* Begin Data records *

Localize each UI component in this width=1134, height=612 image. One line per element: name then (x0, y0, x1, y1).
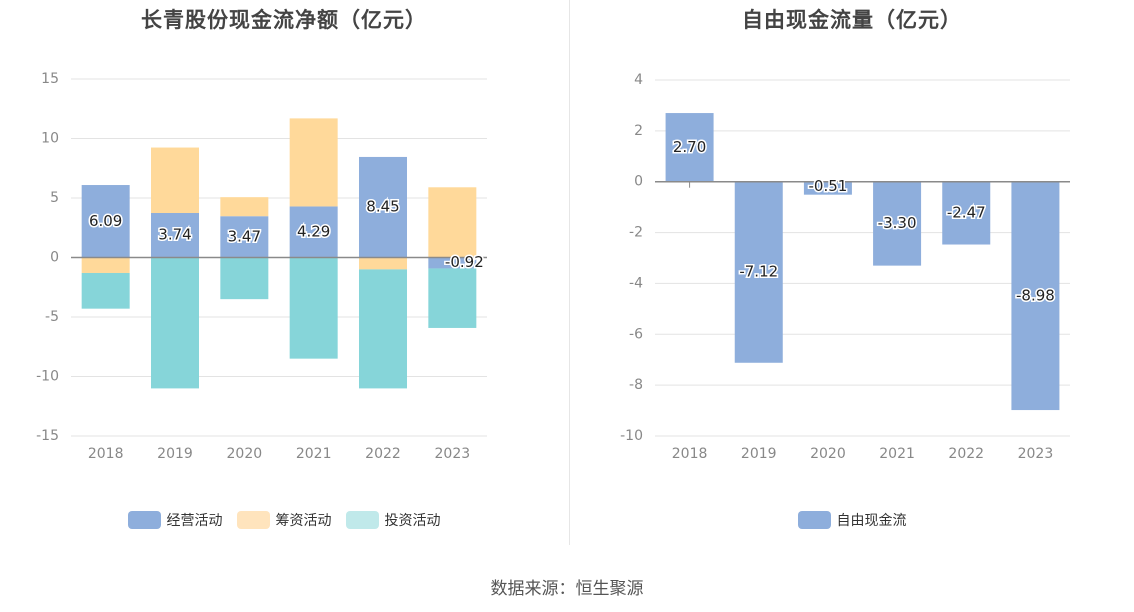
bar-segment (220, 216, 269, 258)
bar (665, 113, 714, 182)
legend-swatch-financing (236, 511, 270, 529)
legend-label: 自由现金流 (836, 513, 907, 529)
legend: 经营活动 筹资活动 投资活动 (0, 510, 568, 530)
x-tick-label: 2019 (741, 446, 777, 462)
bar-segment (81, 272, 130, 309)
legend-item-financing[interactable]: 筹资活动 (236, 510, 332, 530)
legend-label: 经营活动 (166, 513, 223, 529)
y-tick-label: -6 (629, 326, 643, 342)
free-cashflow-chart: 自由现金流量（亿元） 4 2 0 -2 -4 -6 -8 -10 2018 2019 2020 202… (570, 0, 1134, 560)
y-tick-label: 0 (50, 250, 59, 266)
x-tick-label: 2021 (879, 446, 915, 462)
bar-segment (428, 257, 477, 269)
y-tick-label: 5 (50, 190, 59, 206)
bar-segment (289, 118, 338, 207)
x-tick-label: 2022 (948, 446, 984, 462)
legend-item-free-cashflow[interactable]: 自由现金流 (797, 510, 907, 530)
bar-segment (289, 257, 338, 359)
data-label: 3.74 (158, 226, 191, 244)
bar-segment (359, 156, 407, 258)
free-cashflow-plot: 4 2 0 -2 -4 -6 -8 -10 2018 2019 2020 2021 2022 2023 2.… (620, 72, 1070, 462)
y-tick-label: 2 (634, 123, 643, 139)
x-tick-label: 2021 (296, 446, 332, 462)
bar (873, 181, 922, 266)
y-tick-label: -15 (36, 428, 59, 444)
bar-segment (428, 268, 477, 328)
bar-segment (220, 197, 269, 217)
x-tick-label: 2018 (672, 446, 708, 462)
bar-segment (289, 206, 338, 258)
bar-segment (359, 269, 407, 389)
bar-segment (359, 257, 407, 270)
bar (942, 181, 991, 245)
data-label: -0.92 (445, 253, 484, 271)
bar-segment (81, 257, 130, 273)
legend-swatch-investing (345, 511, 379, 529)
bar-segment (151, 147, 199, 213)
x-tick-label: 2019 (157, 446, 193, 462)
net-cashflow-chart: 长青股份现金流净额（亿元） 15 10 5 0 -5 -10 -15 2018 2019 2020… (0, 0, 568, 560)
legend-label: 筹资活动 (275, 513, 332, 529)
data-label: 8.45 (366, 198, 399, 216)
data-label: -3.30 (878, 214, 917, 232)
data-label: -7.12 (739, 263, 778, 281)
x-tick-label: 2020 (810, 446, 846, 462)
bar-segment (428, 187, 477, 258)
data-label: 4.29 (297, 222, 330, 240)
panel-divider (569, 0, 570, 545)
legend-swatch-operating (127, 511, 161, 529)
x-tick-label: 2018 (88, 446, 124, 462)
data-label: -0.51 (809, 177, 848, 195)
y-tick-label: -10 (36, 369, 59, 385)
data-source: 数据来源：恒生聚源 (490, 579, 644, 599)
x-tick-label: 2023 (435, 446, 471, 462)
y-tick-label: 4 (634, 72, 643, 88)
data-label: -2.47 (947, 204, 986, 222)
y-tick-label: -2 (629, 225, 643, 241)
data-label: 3.47 (228, 227, 261, 245)
chart-title: 长青股份现金流净额（亿元） (141, 8, 427, 32)
bar (734, 181, 783, 363)
bar-segment (220, 257, 269, 300)
y-tick-label: -4 (629, 275, 643, 291)
bar (1011, 181, 1060, 411)
net-cashflow-plot: 15 10 5 0 -5 -10 -15 2018 2019 2020 2021 2022 2023 6.… (36, 71, 487, 462)
legend-item-investing[interactable]: 投资活动 (345, 510, 441, 530)
chart-title: 自由现金流量（亿元） (742, 8, 962, 32)
x-tick-label: 2022 (365, 446, 401, 462)
x-tick-label: 2023 (1018, 446, 1054, 462)
bar-segment (81, 185, 130, 258)
bar-segment (151, 257, 199, 389)
legend-item-operating[interactable]: 经营活动 (127, 510, 223, 530)
legend-swatch-free-cashflow (797, 511, 831, 529)
x-tick-label: 2020 (227, 446, 263, 462)
data-label: 6.09 (89, 212, 122, 230)
data-label: -8.98 (1016, 286, 1055, 304)
legend-label: 投资活动 (384, 513, 441, 529)
y-tick-label: 0 (634, 174, 643, 190)
legend: 自由现金流 (570, 510, 1134, 530)
bar-segment (151, 212, 199, 258)
y-tick-label: -8 (629, 377, 643, 393)
bar (803, 181, 852, 195)
y-tick-label: -10 (620, 428, 643, 444)
y-tick-label: 10 (41, 131, 59, 147)
y-tick-label: 15 (41, 71, 59, 87)
y-tick-label: -5 (45, 309, 59, 325)
data-label: 2.70 (673, 138, 706, 156)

* End Data records *

_What to produce_:
Output every line of the entries above, unchanged, from the one containing "bar-segment (220, 216, 269, 258)" down to the one containing "y-tick-label: -6 (629, 326, 643, 342)", both included.

_Exercise solution_:
bar-segment (220, 216, 269, 258)
bar (665, 113, 714, 182)
legend-swatch-financing (236, 511, 270, 529)
legend-label: 自由现金流 (836, 513, 907, 529)
legend: 经营活动 筹资活动 投资活动 (0, 510, 568, 530)
x-tick-label: 2019 (741, 446, 777, 462)
bar-segment (81, 272, 130, 309)
legend-item-financing[interactable]: 筹资活动 (236, 510, 332, 530)
legend-label: 经营活动 (166, 513, 223, 529)
y-tick-label: -6 (629, 326, 643, 342)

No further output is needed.